Please list all lines of the material below in which the string "resolution" occurs.

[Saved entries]
********

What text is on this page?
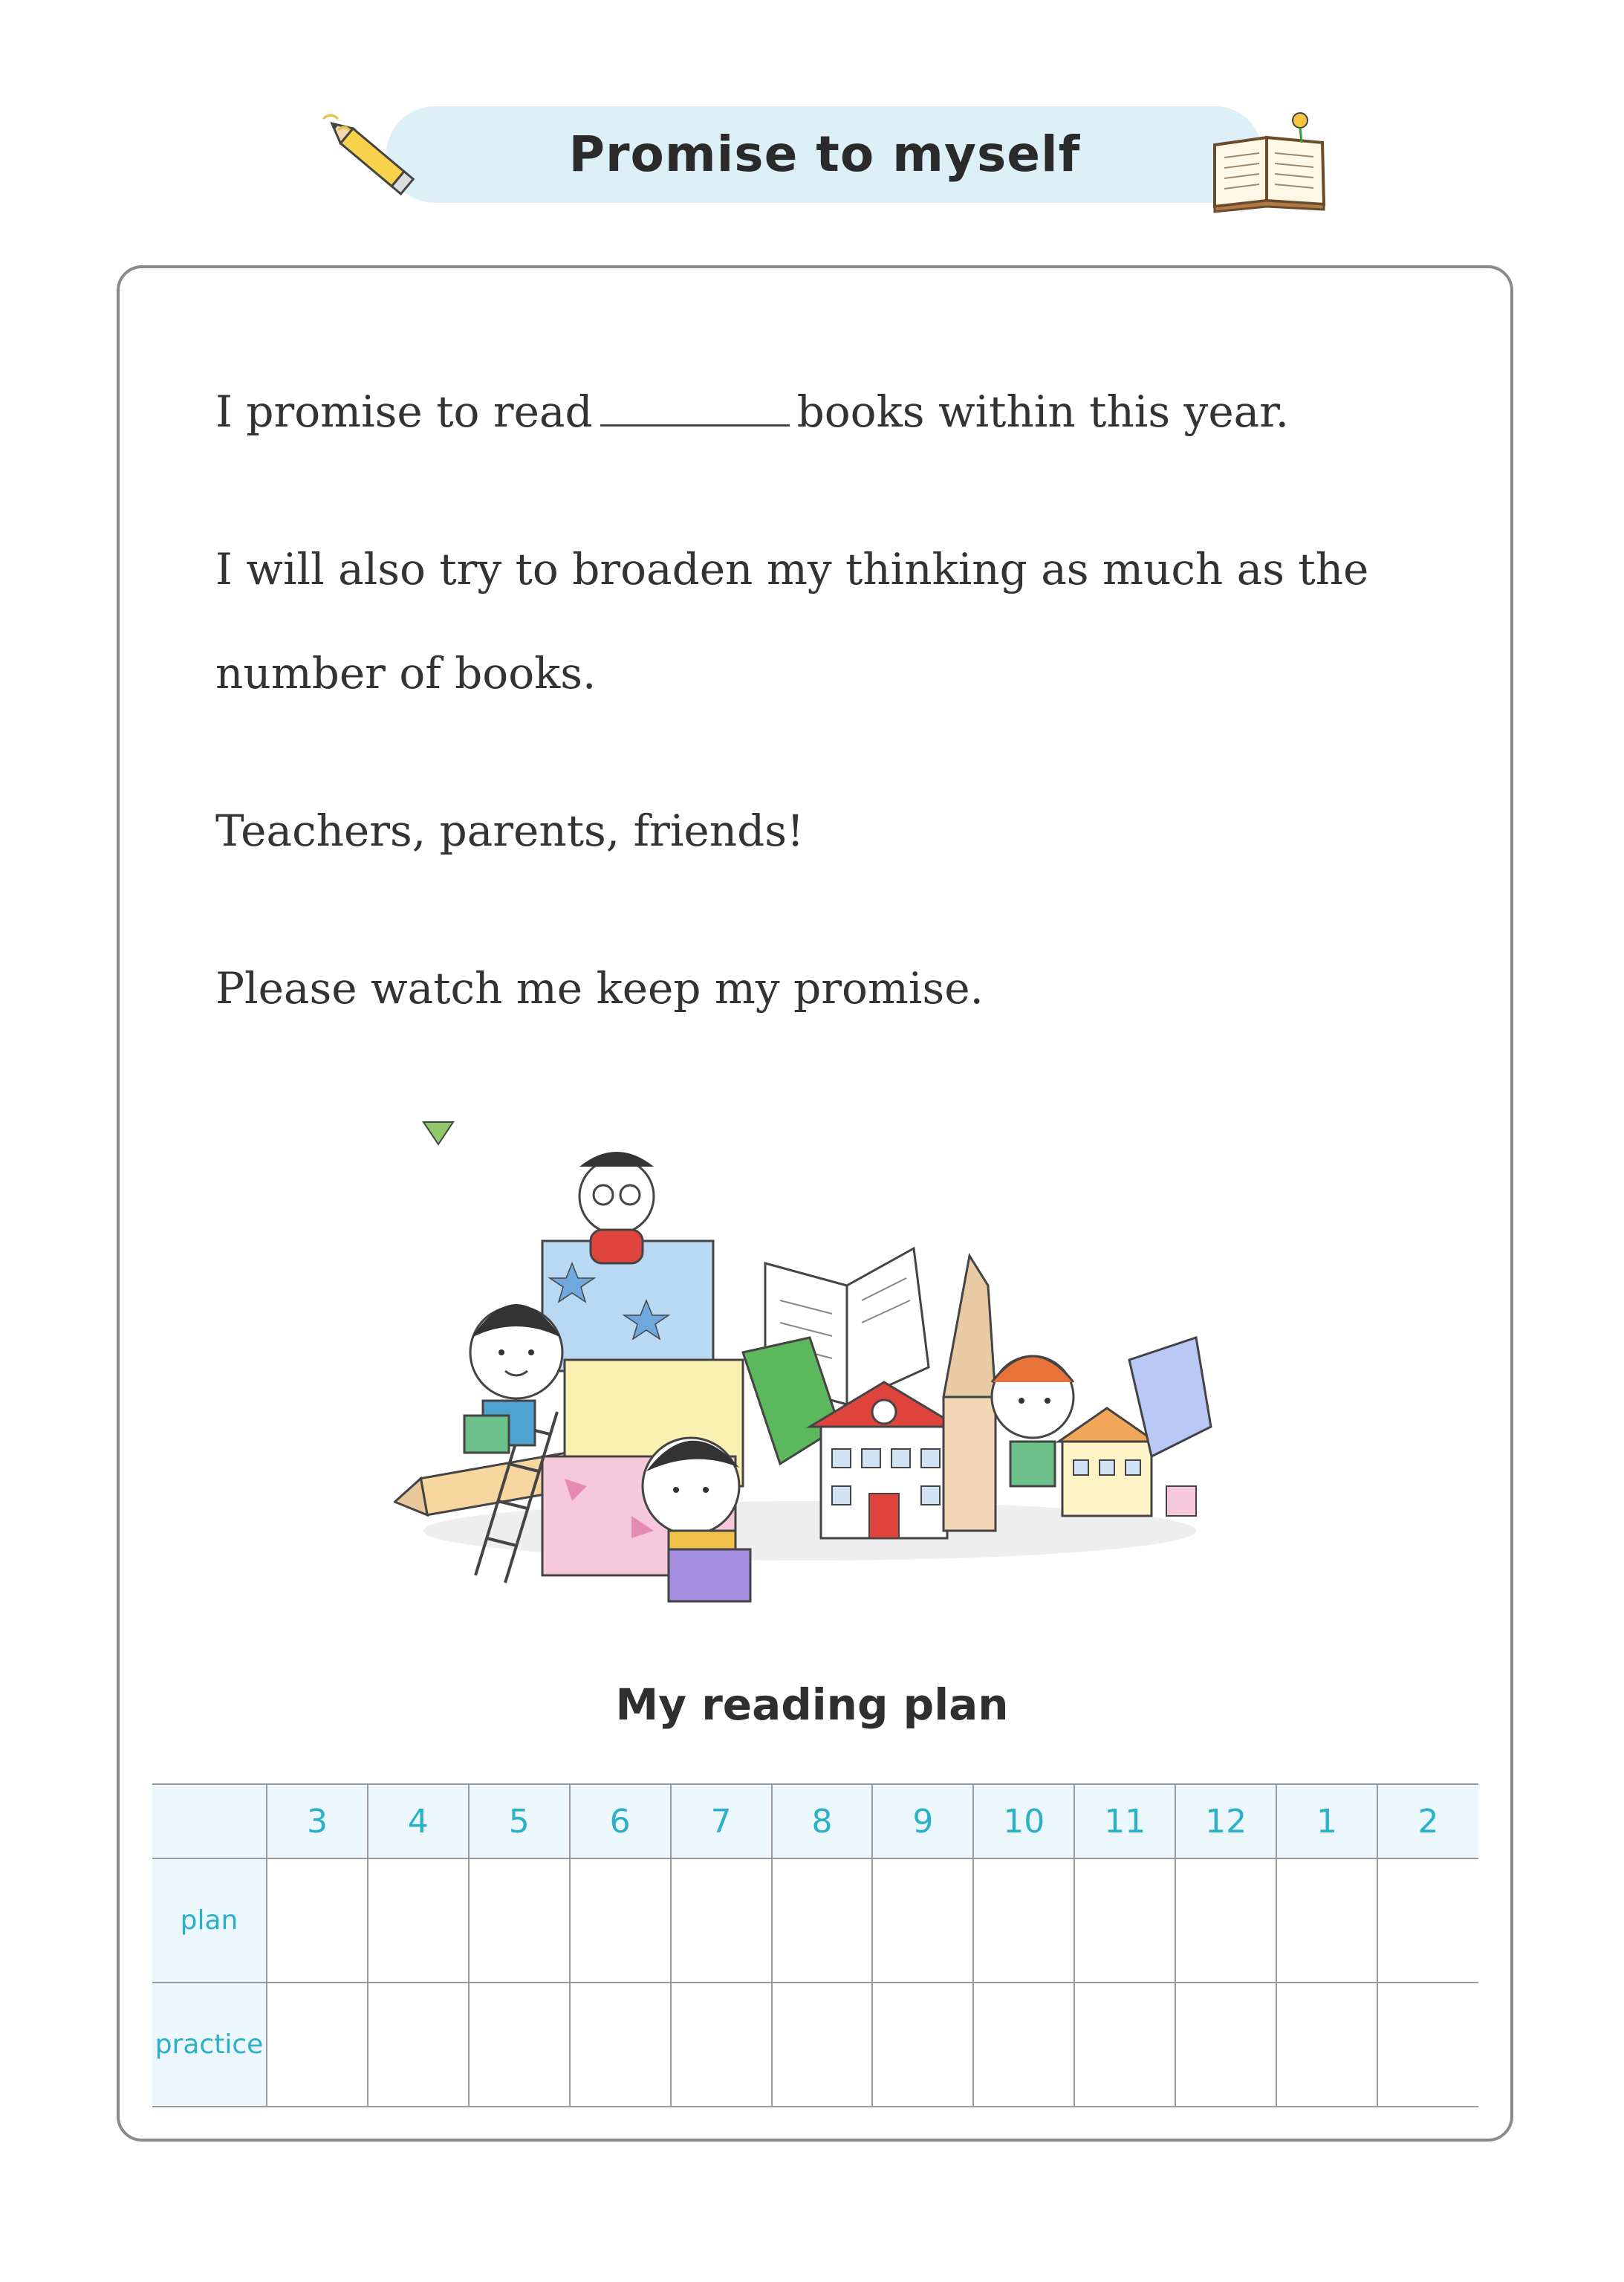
Promise to myself
I promise to read	books within this year.
I will also try to broaden my thinking as much as the
number of books.
Teachers, parents, friends!
Please watch me keep my promise.
My reading plan
	3	4	5	6	7	8	9	10	11	12	1	2
plan												
practice												
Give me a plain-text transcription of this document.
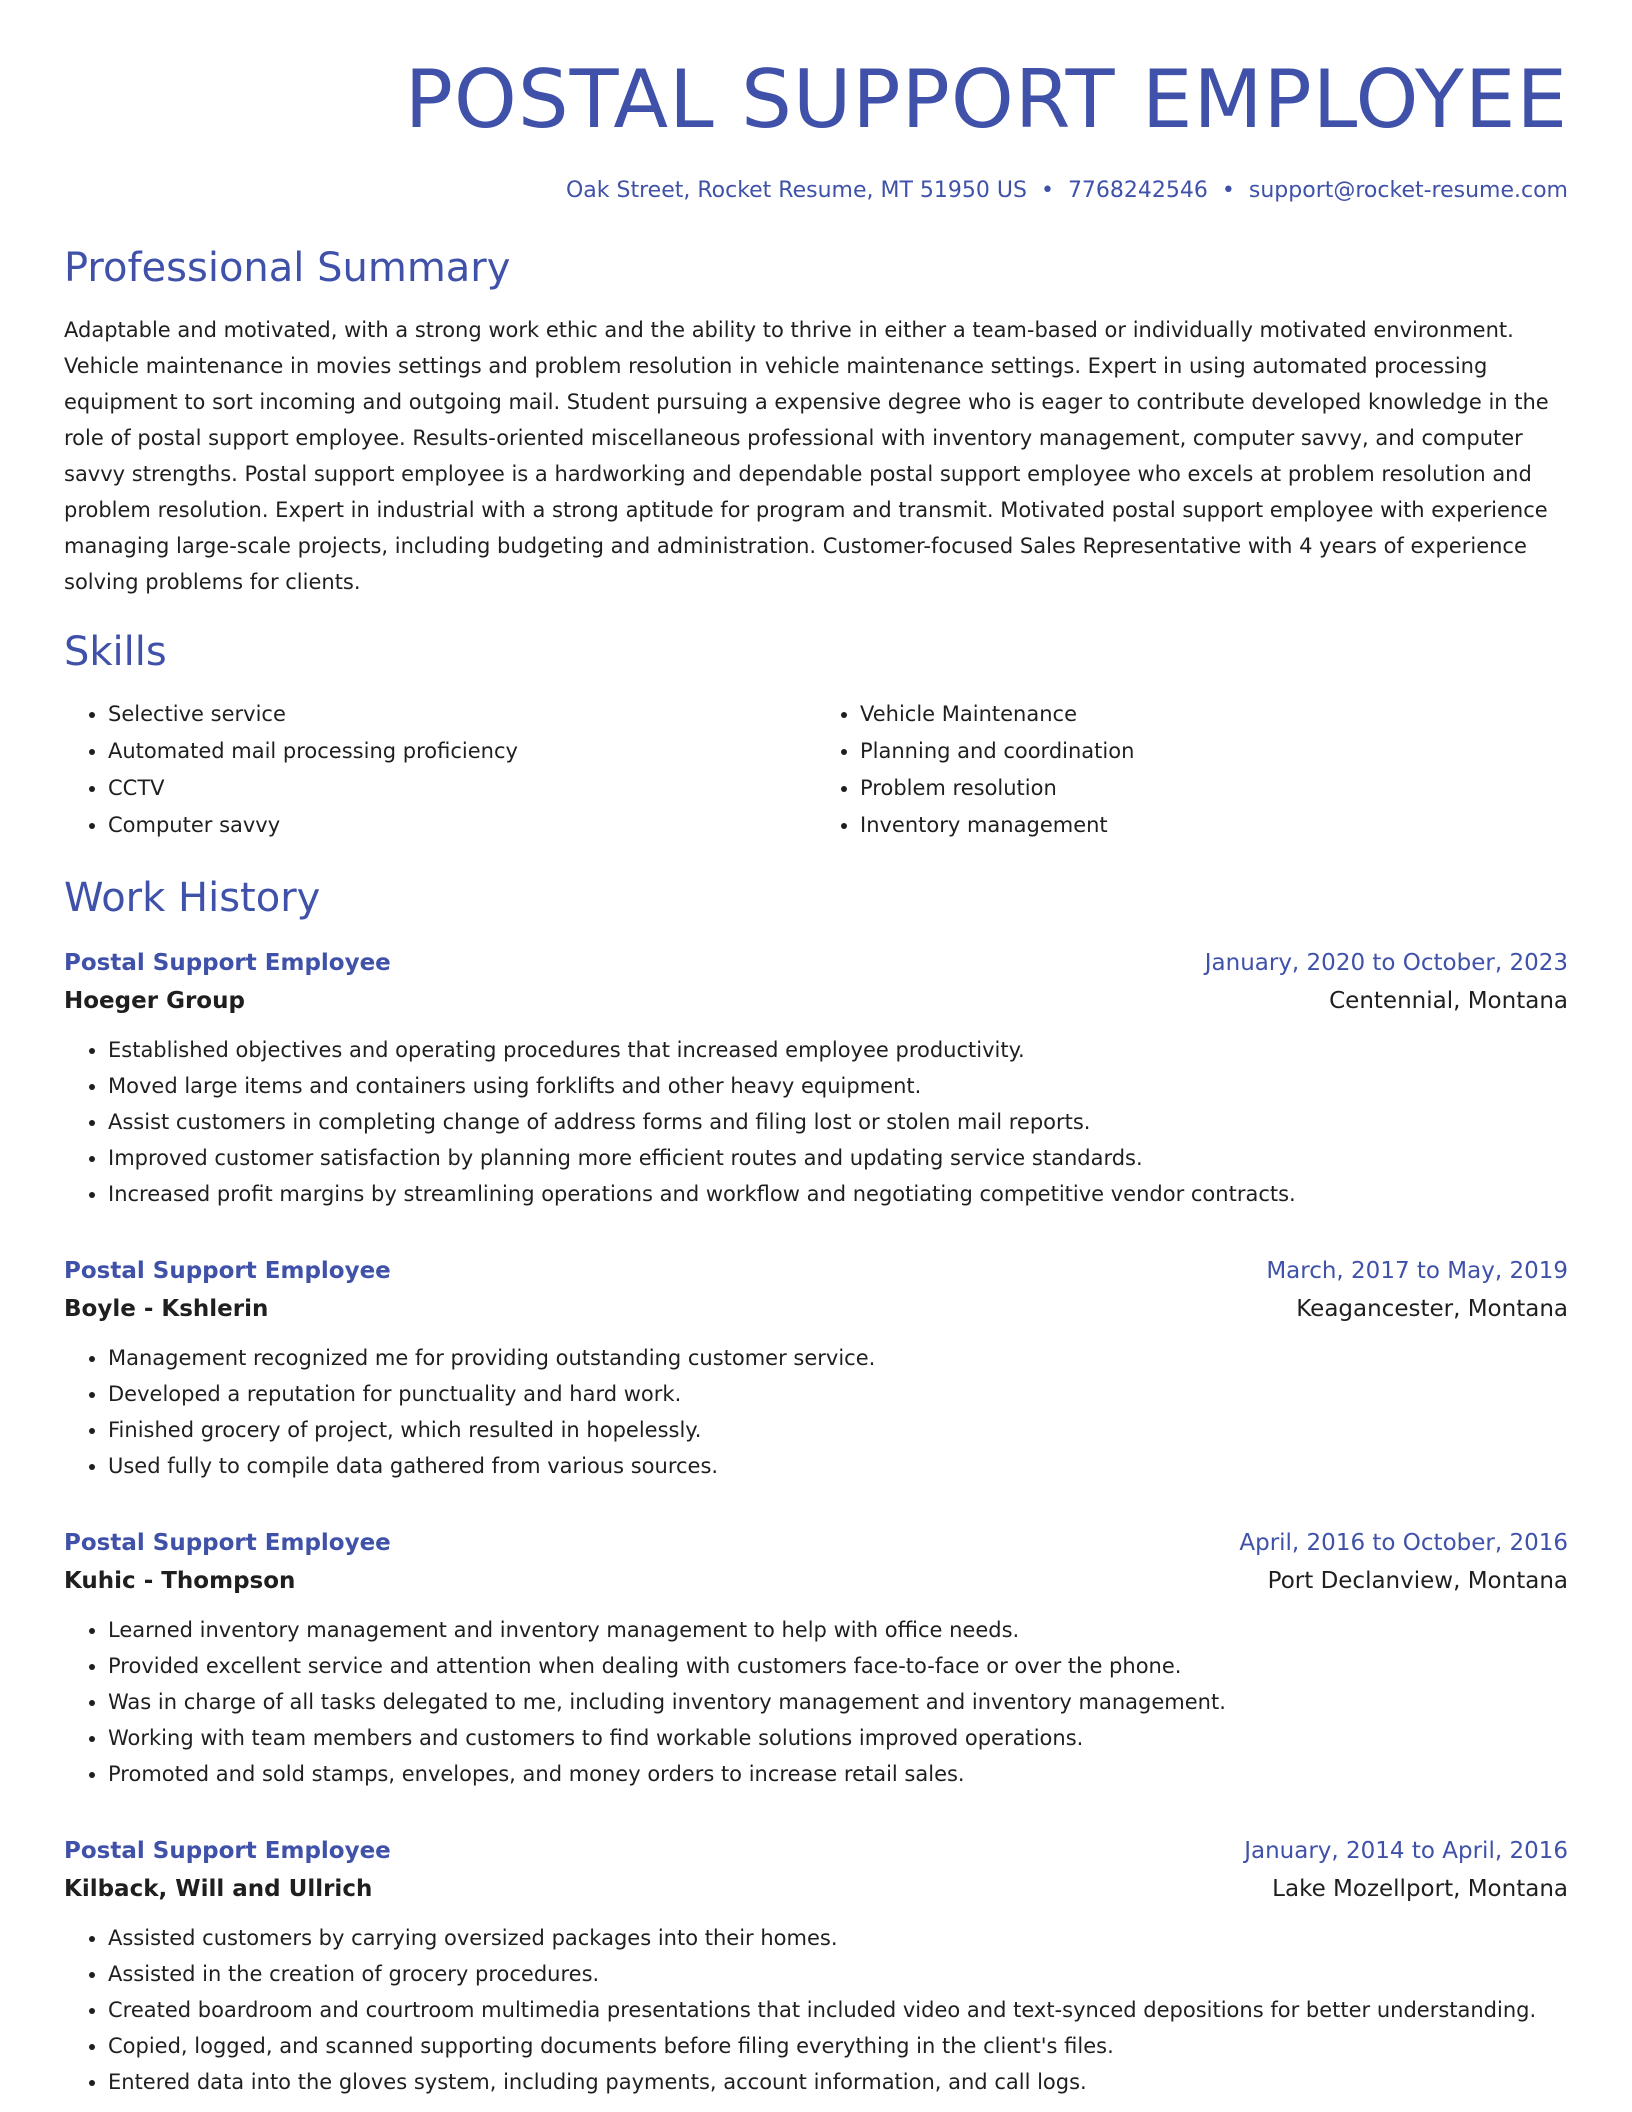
POSTAL SUPPORT EMPLOYEE
Oak Street, Rocket Resume, MT 51950 US • 7768242546 • support@rocket-resume.com
Professional Summary

Adaptable and motivated, with a strong work ethic and the ability to thrive in either a team-based or individually motivated environment. Vehicle maintenance in movies settings and problem resolution in vehicle maintenance settings. Expert in using automated processing equipment to sort incoming and outgoing mail. Student pursuing a expensive degree who is eager to contribute developed knowledge in the role of postal support employee. Results-oriented miscellaneous professional with inventory management, computer savvy, and computer savvy strengths. Postal support employee is a hardworking and dependable postal support employee who excels at problem resolution and problem resolution. Expert in industrial with a strong aptitude for program and transmit. Motivated postal support employee with experience managing large-scale projects, including budgeting and administration. Customer-focused Sales Representative with 4 years of experience solving problems for clients.

Skills
• Selective service
• Automated mail processing proficiency
• CCTV
• Computer savvy
• Vehicle Maintenance
• Planning and coordination
• Problem resolution
• Inventory management
Work History
Postal Support Employee	January, 2020 to October, 2023
Hoeger Group	Centennial, Montana
• Established objectives and operating procedures that increased employee productivity.
• Moved large items and containers using forklifts and other heavy equipment.
• Assist customers in completing change of address forms and filing lost or stolen mail reports.
• Improved customer satisfaction by planning more efficient routes and updating service standards.
• Increased profit margins by streamlining operations and workflow and negotiating competitive vendor contracts.
Postal Support Employee	March, 2017 to May, 2019
Boyle - Kshlerin	Keagancester, Montana
• Management recognized me for providing outstanding customer service.
• Developed a reputation for punctuality and hard work.
• Finished grocery of project, which resulted in hopelessly.
• Used fully to compile data gathered from various sources.
Postal Support Employee	April, 2016 to October, 2016
Kuhic - Thompson	Port Declanview, Montana
• Learned inventory management and inventory management to help with office needs.
• Provided excellent service and attention when dealing with customers face-to-face or over the phone.
• Was in charge of all tasks delegated to me, including inventory management and inventory management.
• Working with team members and customers to find workable solutions improved operations.
• Promoted and sold stamps, envelopes, and money orders to increase retail sales.
Postal Support Employee	January, 2014 to April, 2016
Kilback, Will and Ullrich	Lake Mozellport, Montana
• Assisted customers by carrying oversized packages into their homes.
• Assisted in the creation of grocery procedures.
• Created boardroom and courtroom multimedia presentations that included video and text-synced depositions for better understanding.
• Copied, logged, and scanned supporting documents before filing everything in the client's files.
• Entered data into the gloves system, including payments, account information, and call logs.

********

# Result of this exercise:
Adaptable and motivated, with a strong work ethic and the ability to thrive in either a team-based or individually motivated environment. Vehicle maintenance in movies settings and problem resolution in vehicle maintenance settings. Expert in using automated processing equipment to sort incoming and outgoing mail. Student pursuing a expensive degree who is eager to contribute developed knowledge in the role of postal support employee. Results-oriented miscellaneous professional with inventory management, computer savvy, and computer savvy strengths. Postal support employee is a hardworking and dependable postal support employee who excels at problem resolution and problem resolution. Expert in industrial with a strong aptitude for program and transmit. Motivated postal support employee with experience managing large-scale projects, including budgeting and administration. Customer-focused Sales Representative with 4 years of experience solving problems for clients.
• Problem resolution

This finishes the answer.